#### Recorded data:
^^^^^^^^^^^^^^^^

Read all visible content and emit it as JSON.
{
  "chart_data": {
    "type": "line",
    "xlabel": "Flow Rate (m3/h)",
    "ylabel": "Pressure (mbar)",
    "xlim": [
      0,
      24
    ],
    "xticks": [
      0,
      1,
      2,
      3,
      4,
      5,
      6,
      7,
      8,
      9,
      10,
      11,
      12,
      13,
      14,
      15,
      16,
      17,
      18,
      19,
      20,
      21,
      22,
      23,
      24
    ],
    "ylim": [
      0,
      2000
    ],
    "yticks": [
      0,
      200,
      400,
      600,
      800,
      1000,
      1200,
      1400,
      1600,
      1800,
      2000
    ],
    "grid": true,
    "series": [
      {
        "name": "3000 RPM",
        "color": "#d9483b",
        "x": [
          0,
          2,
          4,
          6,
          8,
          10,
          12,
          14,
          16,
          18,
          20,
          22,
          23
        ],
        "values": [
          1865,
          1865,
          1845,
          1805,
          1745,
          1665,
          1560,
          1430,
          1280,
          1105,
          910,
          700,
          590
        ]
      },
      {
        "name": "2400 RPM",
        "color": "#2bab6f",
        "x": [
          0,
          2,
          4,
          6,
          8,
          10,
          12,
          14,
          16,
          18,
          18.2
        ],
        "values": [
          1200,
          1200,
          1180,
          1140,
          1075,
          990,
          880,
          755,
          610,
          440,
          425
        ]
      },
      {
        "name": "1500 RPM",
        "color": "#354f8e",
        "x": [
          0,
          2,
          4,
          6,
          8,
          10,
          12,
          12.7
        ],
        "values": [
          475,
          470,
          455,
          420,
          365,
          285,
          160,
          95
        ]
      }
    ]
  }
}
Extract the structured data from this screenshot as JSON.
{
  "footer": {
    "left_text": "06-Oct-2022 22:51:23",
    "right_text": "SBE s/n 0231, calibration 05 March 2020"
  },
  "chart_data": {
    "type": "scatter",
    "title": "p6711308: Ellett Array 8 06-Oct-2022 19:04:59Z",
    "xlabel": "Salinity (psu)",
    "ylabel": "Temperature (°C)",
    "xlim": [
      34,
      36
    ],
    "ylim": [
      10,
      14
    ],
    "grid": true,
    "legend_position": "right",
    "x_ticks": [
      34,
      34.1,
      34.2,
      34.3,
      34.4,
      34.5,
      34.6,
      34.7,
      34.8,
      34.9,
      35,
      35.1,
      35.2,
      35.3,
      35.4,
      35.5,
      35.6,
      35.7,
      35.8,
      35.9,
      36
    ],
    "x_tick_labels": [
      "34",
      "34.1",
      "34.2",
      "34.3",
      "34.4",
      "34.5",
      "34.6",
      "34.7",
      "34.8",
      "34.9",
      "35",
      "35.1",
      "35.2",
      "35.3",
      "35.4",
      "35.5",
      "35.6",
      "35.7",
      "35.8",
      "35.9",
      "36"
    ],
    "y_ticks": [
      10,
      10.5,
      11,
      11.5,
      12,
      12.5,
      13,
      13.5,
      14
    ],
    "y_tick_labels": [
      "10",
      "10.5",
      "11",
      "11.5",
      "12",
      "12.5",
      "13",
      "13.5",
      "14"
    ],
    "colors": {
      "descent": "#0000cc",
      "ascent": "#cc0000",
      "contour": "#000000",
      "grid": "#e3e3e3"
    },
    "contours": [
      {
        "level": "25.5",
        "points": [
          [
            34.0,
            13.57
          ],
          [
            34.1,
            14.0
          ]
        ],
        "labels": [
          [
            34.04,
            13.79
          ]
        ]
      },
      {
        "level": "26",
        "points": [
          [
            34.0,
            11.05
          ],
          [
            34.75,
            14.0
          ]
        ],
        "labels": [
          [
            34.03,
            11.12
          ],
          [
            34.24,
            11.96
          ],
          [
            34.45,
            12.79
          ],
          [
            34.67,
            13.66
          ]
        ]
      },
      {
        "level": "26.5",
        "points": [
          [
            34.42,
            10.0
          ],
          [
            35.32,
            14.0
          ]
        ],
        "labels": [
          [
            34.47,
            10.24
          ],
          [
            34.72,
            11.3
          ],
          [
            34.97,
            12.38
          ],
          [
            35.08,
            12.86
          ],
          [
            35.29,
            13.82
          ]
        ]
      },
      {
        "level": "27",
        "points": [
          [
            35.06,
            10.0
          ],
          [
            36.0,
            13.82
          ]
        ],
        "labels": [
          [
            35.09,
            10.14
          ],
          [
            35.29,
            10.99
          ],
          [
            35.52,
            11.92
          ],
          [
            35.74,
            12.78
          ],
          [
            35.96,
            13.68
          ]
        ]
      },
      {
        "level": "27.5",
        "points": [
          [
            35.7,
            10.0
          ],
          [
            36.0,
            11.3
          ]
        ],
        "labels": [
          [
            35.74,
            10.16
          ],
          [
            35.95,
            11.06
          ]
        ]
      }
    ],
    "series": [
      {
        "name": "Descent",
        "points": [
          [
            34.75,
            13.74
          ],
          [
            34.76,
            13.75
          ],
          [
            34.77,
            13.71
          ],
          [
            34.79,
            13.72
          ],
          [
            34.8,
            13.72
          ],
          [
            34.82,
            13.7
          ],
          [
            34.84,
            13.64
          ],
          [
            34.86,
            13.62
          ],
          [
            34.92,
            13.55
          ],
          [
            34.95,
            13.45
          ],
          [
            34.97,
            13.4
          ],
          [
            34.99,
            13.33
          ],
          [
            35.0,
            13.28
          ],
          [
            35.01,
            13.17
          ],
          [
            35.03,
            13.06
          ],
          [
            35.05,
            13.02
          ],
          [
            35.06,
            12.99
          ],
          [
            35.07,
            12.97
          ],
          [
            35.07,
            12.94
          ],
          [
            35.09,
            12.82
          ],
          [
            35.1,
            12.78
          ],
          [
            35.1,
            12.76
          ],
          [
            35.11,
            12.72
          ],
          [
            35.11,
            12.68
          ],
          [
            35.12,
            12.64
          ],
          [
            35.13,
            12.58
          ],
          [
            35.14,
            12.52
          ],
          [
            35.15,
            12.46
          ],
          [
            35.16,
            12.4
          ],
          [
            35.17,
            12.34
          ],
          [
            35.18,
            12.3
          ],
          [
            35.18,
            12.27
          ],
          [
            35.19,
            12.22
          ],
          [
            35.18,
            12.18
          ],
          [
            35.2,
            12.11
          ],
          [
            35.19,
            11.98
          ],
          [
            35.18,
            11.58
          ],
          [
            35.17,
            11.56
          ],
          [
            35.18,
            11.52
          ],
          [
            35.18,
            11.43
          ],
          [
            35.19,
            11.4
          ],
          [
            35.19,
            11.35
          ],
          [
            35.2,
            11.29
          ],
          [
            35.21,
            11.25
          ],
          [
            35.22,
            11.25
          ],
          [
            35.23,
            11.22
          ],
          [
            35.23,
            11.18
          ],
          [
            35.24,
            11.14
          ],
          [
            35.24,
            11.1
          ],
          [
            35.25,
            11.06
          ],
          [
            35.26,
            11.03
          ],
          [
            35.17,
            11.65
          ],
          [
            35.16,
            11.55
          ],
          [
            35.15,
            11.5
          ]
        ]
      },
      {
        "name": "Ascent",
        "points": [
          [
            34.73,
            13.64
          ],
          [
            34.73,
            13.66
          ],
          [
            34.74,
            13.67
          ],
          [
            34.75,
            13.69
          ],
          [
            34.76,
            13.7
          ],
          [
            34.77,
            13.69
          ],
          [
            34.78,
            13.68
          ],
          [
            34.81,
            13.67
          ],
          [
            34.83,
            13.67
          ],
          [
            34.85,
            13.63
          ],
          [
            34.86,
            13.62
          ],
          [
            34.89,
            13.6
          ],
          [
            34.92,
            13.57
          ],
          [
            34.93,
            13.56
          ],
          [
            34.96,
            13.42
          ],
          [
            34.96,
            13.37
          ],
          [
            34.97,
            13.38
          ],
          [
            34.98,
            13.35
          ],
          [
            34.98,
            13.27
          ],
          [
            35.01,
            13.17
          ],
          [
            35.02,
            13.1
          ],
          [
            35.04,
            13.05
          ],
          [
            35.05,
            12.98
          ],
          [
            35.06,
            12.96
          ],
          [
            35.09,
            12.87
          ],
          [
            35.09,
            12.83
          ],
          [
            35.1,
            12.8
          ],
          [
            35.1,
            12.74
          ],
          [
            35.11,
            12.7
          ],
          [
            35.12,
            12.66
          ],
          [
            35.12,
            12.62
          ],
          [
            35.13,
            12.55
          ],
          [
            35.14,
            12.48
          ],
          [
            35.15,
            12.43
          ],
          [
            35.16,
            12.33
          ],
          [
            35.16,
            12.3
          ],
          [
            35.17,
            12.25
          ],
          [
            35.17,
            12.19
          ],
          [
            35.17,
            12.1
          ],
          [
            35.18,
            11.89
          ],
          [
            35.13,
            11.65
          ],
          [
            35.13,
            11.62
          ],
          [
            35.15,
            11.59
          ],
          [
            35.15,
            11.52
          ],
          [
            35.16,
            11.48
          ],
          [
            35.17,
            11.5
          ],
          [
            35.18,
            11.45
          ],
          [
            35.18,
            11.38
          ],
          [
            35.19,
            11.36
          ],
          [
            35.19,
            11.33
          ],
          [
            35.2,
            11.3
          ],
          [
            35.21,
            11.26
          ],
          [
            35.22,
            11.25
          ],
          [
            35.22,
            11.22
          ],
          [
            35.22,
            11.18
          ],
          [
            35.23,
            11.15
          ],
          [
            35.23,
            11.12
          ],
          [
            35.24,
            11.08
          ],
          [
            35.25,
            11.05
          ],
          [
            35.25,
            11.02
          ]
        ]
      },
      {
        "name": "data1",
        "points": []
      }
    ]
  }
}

^^^^^^^^^^^^^^^^

#### Exercise instructions:
Tally up the lines of the listing containing the word "JSON". Give only the total.

#### Solution to the exercise:
2